> Raw records:
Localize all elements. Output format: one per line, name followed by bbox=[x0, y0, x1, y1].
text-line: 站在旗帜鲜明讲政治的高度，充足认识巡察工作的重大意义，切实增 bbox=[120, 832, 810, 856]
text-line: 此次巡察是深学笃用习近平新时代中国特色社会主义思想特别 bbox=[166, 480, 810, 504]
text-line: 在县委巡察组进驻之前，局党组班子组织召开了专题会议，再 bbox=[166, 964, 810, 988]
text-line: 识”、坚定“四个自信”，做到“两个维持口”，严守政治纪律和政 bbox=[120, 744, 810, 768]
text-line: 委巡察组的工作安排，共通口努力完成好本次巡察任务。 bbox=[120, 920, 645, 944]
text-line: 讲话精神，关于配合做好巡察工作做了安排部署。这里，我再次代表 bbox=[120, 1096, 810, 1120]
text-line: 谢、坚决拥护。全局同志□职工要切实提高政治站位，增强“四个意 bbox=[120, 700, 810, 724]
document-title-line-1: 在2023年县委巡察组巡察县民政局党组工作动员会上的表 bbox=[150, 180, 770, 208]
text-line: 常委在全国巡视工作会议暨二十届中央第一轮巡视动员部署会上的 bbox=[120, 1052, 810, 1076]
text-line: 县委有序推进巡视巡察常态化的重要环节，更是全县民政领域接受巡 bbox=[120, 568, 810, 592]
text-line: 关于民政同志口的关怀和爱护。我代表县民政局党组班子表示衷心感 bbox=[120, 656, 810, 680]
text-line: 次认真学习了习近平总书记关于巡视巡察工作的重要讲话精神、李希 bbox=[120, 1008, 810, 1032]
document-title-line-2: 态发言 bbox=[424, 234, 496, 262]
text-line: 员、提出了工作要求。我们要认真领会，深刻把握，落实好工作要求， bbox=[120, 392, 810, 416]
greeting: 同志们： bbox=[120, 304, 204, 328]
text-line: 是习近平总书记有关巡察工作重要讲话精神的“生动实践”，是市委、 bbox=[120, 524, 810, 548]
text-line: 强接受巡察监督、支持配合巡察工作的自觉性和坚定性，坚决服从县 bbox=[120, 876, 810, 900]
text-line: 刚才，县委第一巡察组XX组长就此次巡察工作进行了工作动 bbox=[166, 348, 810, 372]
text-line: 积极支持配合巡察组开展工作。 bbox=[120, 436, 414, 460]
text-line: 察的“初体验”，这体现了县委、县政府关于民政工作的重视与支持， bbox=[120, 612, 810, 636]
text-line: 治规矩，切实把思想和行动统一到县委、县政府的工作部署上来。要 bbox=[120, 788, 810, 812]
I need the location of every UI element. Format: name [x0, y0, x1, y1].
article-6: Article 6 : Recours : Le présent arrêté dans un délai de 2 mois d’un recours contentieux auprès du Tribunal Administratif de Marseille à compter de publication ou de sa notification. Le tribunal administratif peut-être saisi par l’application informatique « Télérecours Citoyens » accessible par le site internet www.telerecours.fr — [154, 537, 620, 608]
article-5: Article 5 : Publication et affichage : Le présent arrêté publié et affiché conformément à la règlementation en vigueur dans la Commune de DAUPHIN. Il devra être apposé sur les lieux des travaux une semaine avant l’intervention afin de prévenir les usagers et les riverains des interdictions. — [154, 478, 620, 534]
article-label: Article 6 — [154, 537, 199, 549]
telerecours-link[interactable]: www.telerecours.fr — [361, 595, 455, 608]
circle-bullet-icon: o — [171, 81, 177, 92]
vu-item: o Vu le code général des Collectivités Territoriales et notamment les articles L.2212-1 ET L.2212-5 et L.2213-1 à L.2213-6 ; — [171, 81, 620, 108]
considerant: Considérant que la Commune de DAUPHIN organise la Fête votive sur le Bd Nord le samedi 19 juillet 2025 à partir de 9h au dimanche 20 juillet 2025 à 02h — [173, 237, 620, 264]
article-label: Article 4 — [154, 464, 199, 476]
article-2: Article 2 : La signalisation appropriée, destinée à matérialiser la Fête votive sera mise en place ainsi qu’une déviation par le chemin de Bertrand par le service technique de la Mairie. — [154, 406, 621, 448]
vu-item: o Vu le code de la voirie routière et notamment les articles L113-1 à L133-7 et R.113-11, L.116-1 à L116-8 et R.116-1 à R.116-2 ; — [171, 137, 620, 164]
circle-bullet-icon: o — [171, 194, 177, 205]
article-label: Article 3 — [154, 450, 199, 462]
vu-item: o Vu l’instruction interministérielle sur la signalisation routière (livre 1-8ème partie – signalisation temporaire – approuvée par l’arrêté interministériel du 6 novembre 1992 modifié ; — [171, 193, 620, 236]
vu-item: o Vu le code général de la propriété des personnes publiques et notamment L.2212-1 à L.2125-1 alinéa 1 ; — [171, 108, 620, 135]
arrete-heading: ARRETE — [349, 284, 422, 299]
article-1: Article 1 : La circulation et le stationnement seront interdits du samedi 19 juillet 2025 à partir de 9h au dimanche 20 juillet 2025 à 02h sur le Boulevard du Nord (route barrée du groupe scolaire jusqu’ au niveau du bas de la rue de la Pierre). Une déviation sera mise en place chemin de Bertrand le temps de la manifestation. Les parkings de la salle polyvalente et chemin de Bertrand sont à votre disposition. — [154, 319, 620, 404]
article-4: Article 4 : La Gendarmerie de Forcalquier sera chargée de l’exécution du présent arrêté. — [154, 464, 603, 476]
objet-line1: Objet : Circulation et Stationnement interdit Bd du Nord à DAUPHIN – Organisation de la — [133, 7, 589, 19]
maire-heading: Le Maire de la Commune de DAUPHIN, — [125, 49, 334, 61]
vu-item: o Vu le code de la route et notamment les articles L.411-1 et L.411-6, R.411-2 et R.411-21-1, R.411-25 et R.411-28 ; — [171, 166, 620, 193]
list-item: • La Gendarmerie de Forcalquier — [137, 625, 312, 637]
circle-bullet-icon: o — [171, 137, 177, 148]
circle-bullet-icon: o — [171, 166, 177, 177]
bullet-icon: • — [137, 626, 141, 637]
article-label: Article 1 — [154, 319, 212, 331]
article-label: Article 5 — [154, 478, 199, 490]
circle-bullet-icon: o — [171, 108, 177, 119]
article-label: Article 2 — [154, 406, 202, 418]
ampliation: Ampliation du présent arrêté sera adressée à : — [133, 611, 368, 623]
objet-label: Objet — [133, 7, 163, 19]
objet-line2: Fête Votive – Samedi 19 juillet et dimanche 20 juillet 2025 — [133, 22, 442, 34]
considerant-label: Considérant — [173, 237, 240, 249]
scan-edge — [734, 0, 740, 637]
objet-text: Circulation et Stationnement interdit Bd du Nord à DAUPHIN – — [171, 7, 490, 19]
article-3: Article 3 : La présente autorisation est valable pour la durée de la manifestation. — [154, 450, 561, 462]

> Problem statement: Rewrite the records above, substituting "hollow-bullet-icon" for every occurrence of "circle-bullet-icon" and leaving everything else unchanged.

> Solution for this task:
Localize all elements. Output format: one per line, name followed by bbox=[x0, y0, x1, y1].
text-line: 站在旗帜鲜明讲政治的高度，充足认识巡察工作的重大意义，切实增 bbox=[120, 832, 810, 856]
text-line: 此次巡察是深学笃用习近平新时代中国特色社会主义思想特别 bbox=[166, 480, 810, 504]
text-line: 在县委巡察组进驻之前，局党组班子组织召开了专题会议，再 bbox=[166, 964, 810, 988]
text-line: 识”、坚定“四个自信”，做到“两个维持口”，严守政治纪律和政 bbox=[120, 744, 810, 768]
text-line: 委巡察组的工作安排，共通口努力完成好本次巡察任务。 bbox=[120, 920, 645, 944]
text-line: 讲话精神，关于配合做好巡察工作做了安排部署。这里，我再次代表 bbox=[120, 1096, 810, 1120]
text-line: 谢、坚决拥护。全局同志□职工要切实提高政治站位，增强“四个意 bbox=[120, 700, 810, 724]
document-title-line-1: 在2023年县委巡察组巡察县民政局党组工作动员会上的表 bbox=[150, 180, 770, 208]
text-line: 常委在全国巡视工作会议暨二十届中央第一轮巡视动员部署会上的 bbox=[120, 1052, 810, 1076]
text-line: 县委有序推进巡视巡察常态化的重要环节，更是全县民政领域接受巡 bbox=[120, 568, 810, 592]
text-line: 关于民政同志口的关怀和爱护。我代表县民政局党组班子表示衷心感 bbox=[120, 656, 810, 680]
text-line: 次认真学习了习近平总书记关于巡视巡察工作的重要讲话精神、李希 bbox=[120, 1008, 810, 1032]
document-title-line-2: 态发言 bbox=[424, 234, 496, 262]
text-line: 员、提出了工作要求。我们要认真领会，深刻把握，落实好工作要求， bbox=[120, 392, 810, 416]
greeting: 同志们： bbox=[120, 304, 204, 328]
text-line: 是习近平总书记有关巡察工作重要讲话精神的“生动实践”，是市委、 bbox=[120, 524, 810, 548]
text-line: 强接受巡察监督、支持配合巡察工作的自觉性和坚定性，坚决服从县 bbox=[120, 876, 810, 900]
text-line: 刚才，县委第一巡察组XX组长就此次巡察工作进行了工作动 bbox=[166, 348, 810, 372]
text-line: 积极支持配合巡察组开展工作。 bbox=[120, 436, 414, 460]
text-line: 察的“初体验”，这体现了县委、县政府关于民政工作的重视与支持， bbox=[120, 612, 810, 636]
text-line: 治规矩，切实把思想和行动统一到县委、县政府的工作部署上来。要 bbox=[120, 788, 810, 812]
I need the location of every UI element. Format: name [x0, y0, x1, y1].
article-6: Article 6 : Recours : Le présent arrêté dans un délai de 2 mois d’un recours contentieux auprès du Tribunal Administratif de Marseille à compter de publication ou de sa notification. Le tribunal administratif peut-être saisi par l’application informatique « Télérecours Citoyens » accessible par le site internet www.telerecours.fr — [154, 537, 620, 608]
article-5: Article 5 : Publication et affichage : Le présent arrêté publié et affiché conformément à la règlementation en vigueur dans la Commune de DAUPHIN. Il devra être apposé sur les lieux des travaux une semaine avant l’intervention afin de prévenir les usagers et les riverains des interdictions. — [154, 478, 620, 534]
article-label: Article 6 — [154, 537, 199, 549]
telerecours-link[interactable]: www.telerecours.fr — [361, 595, 455, 608]
hollow-bullet-icon: o — [171, 81, 177, 92]
vu-item: o Vu le code général des Collectivités Territoriales et notamment les articles L.2212-1 ET L.2212-5 et L.2213-1 à L.2213-6 ; — [171, 81, 620, 108]
considerant: Considérant que la Commune de DAUPHIN organise la Fête votive sur le Bd Nord le samedi 19 juillet 2025 à partir de 9h au dimanche 20 juillet 2025 à 02h — [173, 237, 620, 264]
article-label: Article 4 — [154, 464, 199, 476]
article-2: Article 2 : La signalisation appropriée, destinée à matérialiser la Fête votive sera mise en place ainsi qu’une déviation par le chemin de Bertrand par le service technique de la Mairie. — [154, 406, 621, 448]
vu-item: o Vu le code de la voirie routière et notamment les articles L113-1 à L133-7 et R.113-11, L.116-1 à L116-8 et R.116-1 à R.116-2 ; — [171, 137, 620, 164]
hollow-bullet-icon: o — [171, 194, 177, 205]
article-label: Article 3 — [154, 450, 199, 462]
vu-item: o Vu l’instruction interministérielle sur la signalisation routière (livre 1-8ème partie – signalisation temporaire – approuvée par l’arrêté interministériel du 6 novembre 1992 modifié ; — [171, 193, 620, 236]
vu-item: o Vu le code général de la propriété des personnes publiques et notamment L.2212-1 à L.2125-1 alinéa 1 ; — [171, 108, 620, 135]
arrete-heading: ARRETE — [349, 284, 422, 299]
article-1: Article 1 : La circulation et le stationnement seront interdits du samedi 19 juillet 2025 à partir de 9h au dimanche 20 juillet 2025 à 02h sur le Boulevard du Nord (route barrée du groupe scolaire jusqu’ au niveau du bas de la rue de la Pierre). Une déviation sera mise en place chemin de Bertrand le temps de la manifestation. Les parkings de la salle polyvalente et chemin de Bertrand sont à votre disposition. — [154, 319, 620, 404]
article-4: Article 4 : La Gendarmerie de Forcalquier sera chargée de l’exécution du présent arrêté. — [154, 464, 603, 476]
objet-line1: Objet : Circulation et Stationnement interdit Bd du Nord à DAUPHIN – Organisation de la — [133, 7, 589, 19]
maire-heading: Le Maire de la Commune de DAUPHIN, — [125, 49, 334, 61]
vu-item: o Vu le code de la route et notamment les articles L.411-1 et L.411-6, R.411-2 et R.411-21-1, R.411-25 et R.411-28 ; — [171, 166, 620, 193]
list-item: • La Gendarmerie de Forcalquier — [137, 625, 312, 637]
hollow-bullet-icon: o — [171, 137, 177, 148]
hollow-bullet-icon: o — [171, 166, 177, 177]
bullet-icon: • — [137, 626, 141, 637]
article-label: Article 1 — [154, 319, 212, 331]
article-label: Article 5 — [154, 478, 199, 490]
hollow-bullet-icon: o — [171, 108, 177, 119]
article-label: Article 2 — [154, 406, 202, 418]
ampliation: Ampliation du présent arrêté sera adressée à : — [133, 611, 368, 623]
objet-label: Objet — [133, 7, 163, 19]
objet-line2: Fête Votive – Samedi 19 juillet et dimanche 20 juillet 2025 — [133, 22, 442, 34]
considerant-label: Considérant — [173, 237, 240, 249]
scan-edge — [734, 0, 740, 637]
objet-text: Circulation et Stationnement interdit Bd du Nord à DAUPHIN – — [171, 7, 490, 19]
article-3: Article 3 : La présente autorisation est valable pour la durée de la manifestation. — [154, 450, 561, 462]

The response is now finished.